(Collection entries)
— Start —
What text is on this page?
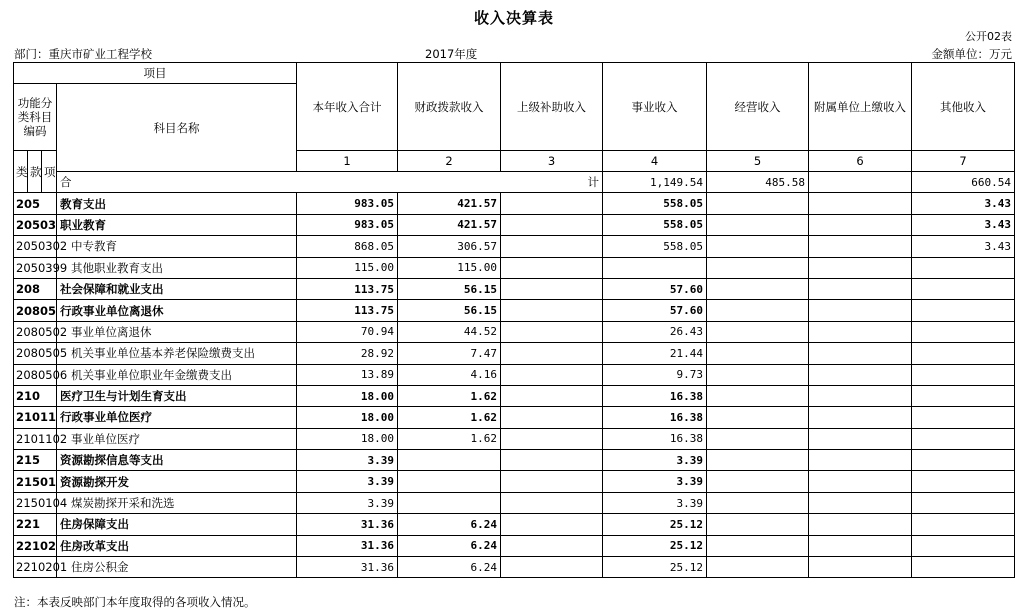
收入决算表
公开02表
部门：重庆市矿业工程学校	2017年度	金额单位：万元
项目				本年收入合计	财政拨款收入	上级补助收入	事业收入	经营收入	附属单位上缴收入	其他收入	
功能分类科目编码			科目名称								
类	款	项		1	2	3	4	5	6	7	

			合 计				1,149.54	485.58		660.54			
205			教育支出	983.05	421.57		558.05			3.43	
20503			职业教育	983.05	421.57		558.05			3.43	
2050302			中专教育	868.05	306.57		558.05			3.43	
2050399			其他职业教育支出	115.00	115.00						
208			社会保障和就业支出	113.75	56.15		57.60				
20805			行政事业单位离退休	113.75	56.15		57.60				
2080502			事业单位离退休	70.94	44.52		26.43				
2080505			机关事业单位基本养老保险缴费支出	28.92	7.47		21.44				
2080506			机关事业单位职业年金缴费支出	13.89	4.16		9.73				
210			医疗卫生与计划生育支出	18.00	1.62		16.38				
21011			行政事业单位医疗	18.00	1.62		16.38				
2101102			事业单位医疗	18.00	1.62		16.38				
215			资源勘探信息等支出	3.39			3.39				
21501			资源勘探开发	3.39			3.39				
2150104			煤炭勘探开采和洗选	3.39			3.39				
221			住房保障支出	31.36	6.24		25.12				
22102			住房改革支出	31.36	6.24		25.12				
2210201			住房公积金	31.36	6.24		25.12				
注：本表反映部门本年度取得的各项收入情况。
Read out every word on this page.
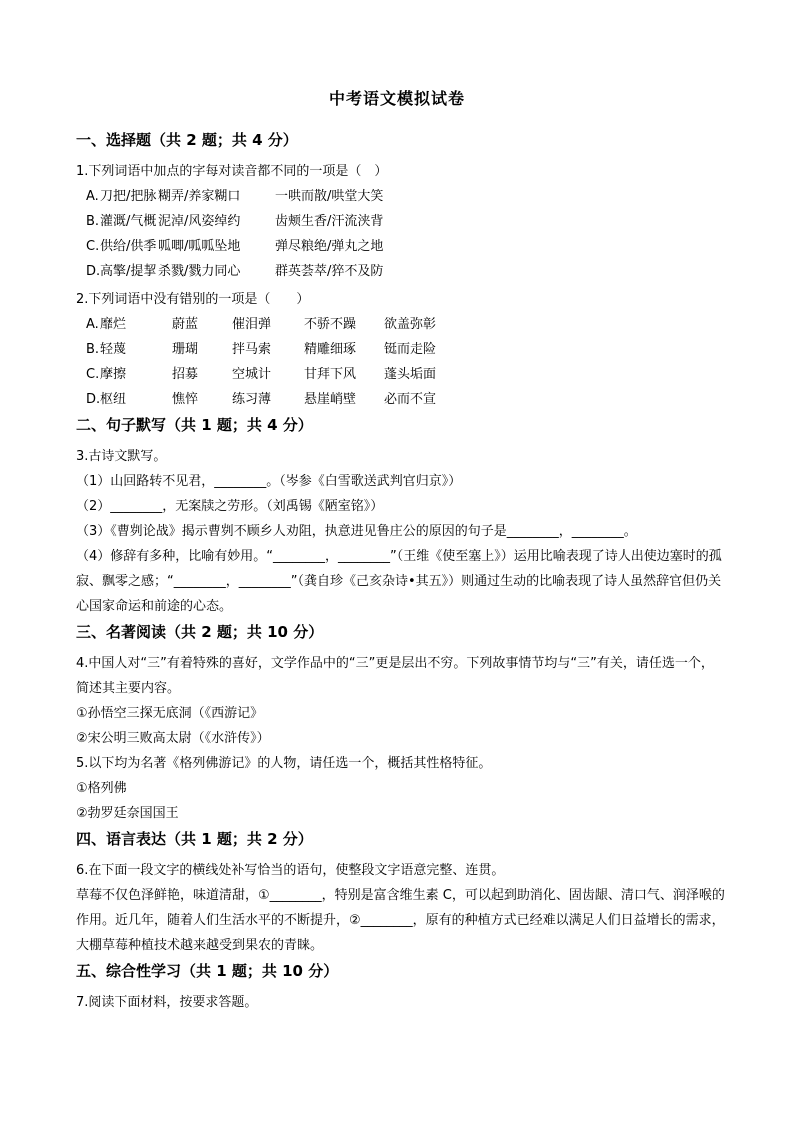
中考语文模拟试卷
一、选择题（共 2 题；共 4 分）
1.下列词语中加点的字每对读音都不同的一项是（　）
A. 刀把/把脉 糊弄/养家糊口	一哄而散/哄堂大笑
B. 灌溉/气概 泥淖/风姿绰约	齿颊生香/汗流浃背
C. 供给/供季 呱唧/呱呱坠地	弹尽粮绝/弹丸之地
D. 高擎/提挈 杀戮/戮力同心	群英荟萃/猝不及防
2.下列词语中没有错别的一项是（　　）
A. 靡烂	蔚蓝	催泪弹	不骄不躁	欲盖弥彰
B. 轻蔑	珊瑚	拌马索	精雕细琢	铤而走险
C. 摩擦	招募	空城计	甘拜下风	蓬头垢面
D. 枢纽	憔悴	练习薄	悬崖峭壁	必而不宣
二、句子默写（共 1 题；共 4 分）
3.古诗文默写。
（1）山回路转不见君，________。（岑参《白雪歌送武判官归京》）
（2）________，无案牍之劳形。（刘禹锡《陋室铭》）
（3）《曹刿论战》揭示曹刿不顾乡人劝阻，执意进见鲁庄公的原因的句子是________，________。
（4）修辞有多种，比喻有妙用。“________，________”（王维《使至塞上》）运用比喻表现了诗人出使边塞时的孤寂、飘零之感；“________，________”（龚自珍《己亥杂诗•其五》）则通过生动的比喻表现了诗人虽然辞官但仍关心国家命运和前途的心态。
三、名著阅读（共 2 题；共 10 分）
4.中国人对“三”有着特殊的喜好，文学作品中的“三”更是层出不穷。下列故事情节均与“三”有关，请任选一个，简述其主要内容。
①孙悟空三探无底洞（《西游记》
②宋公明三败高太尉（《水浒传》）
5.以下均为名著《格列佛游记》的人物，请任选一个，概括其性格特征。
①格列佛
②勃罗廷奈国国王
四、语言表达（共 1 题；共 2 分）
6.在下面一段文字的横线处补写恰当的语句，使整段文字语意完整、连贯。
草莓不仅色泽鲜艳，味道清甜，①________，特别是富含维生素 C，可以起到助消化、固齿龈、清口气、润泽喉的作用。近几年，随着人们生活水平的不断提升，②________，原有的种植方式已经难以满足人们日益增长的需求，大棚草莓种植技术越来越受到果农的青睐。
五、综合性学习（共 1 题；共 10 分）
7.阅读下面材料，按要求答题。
— End —
— Start —
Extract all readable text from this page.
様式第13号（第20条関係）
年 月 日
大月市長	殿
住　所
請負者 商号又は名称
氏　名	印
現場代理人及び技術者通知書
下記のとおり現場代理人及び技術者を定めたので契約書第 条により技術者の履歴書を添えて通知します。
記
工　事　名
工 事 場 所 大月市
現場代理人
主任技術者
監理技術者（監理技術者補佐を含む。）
— End —
— Start —
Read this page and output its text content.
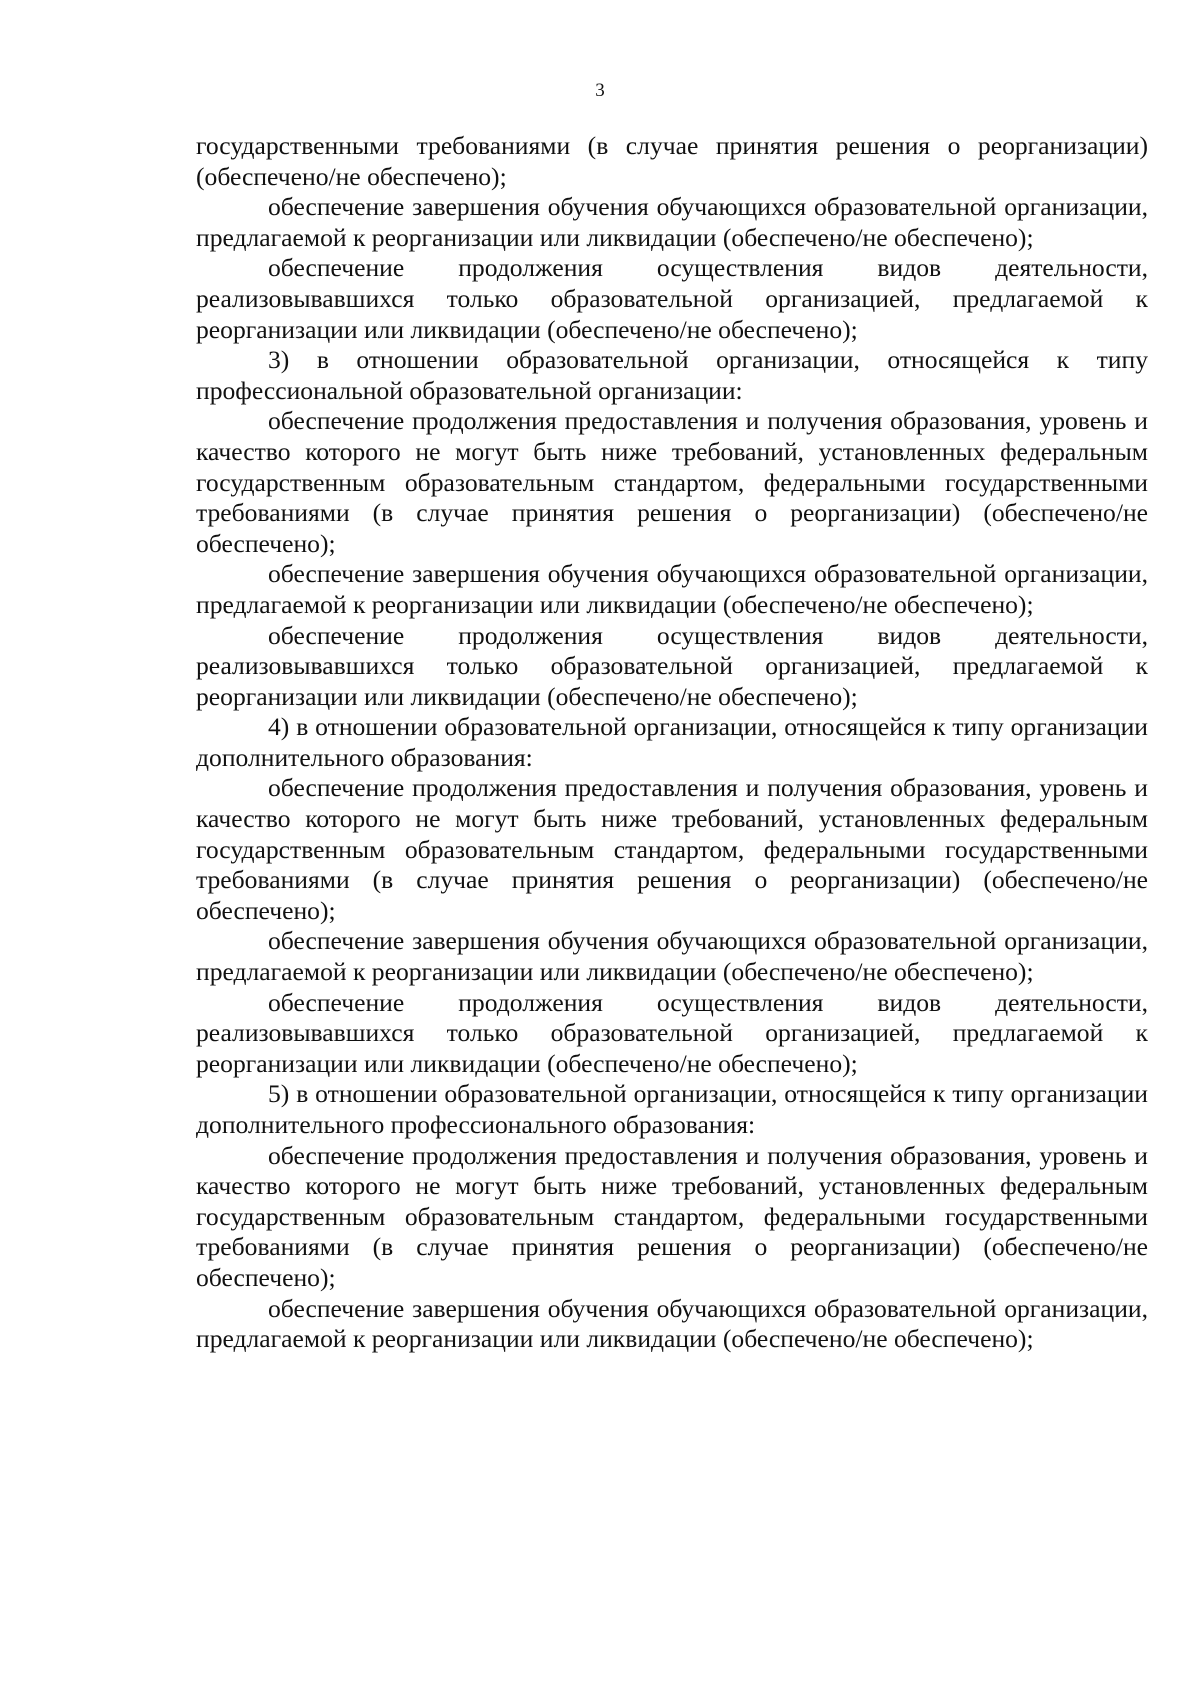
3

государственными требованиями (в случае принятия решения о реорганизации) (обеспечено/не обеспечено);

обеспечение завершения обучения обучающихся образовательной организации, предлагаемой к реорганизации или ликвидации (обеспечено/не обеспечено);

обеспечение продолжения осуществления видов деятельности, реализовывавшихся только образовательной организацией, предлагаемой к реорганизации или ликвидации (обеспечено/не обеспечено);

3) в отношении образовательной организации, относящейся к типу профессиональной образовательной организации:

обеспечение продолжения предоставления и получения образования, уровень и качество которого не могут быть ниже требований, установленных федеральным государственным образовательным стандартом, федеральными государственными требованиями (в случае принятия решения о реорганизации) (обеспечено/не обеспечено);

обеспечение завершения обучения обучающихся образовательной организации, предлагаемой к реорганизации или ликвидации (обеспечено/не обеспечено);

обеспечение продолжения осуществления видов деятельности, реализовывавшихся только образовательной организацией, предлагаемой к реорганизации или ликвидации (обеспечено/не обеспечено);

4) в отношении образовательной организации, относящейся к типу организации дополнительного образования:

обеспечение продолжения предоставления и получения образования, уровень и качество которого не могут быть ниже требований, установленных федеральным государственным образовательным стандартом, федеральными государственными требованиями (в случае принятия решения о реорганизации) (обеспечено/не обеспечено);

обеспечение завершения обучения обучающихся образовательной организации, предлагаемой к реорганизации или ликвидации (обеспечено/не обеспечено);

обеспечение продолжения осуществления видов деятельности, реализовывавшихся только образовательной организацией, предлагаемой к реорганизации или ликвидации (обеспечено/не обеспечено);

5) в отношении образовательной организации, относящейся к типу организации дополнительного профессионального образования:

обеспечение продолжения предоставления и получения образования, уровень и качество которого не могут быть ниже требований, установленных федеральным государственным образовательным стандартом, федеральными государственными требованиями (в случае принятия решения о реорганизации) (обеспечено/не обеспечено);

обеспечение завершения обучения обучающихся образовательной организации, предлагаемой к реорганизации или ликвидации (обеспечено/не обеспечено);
— End —
## Challenge
Scan the records for the string "дополнительного". Copy each line in which it appears.

## Output for this task
4) в отношении образовательной организации, относящейся к типу организации дополнительного образования:
5) в отношении образовательной организации, относящейся к типу организации дополнительного профессионального образования:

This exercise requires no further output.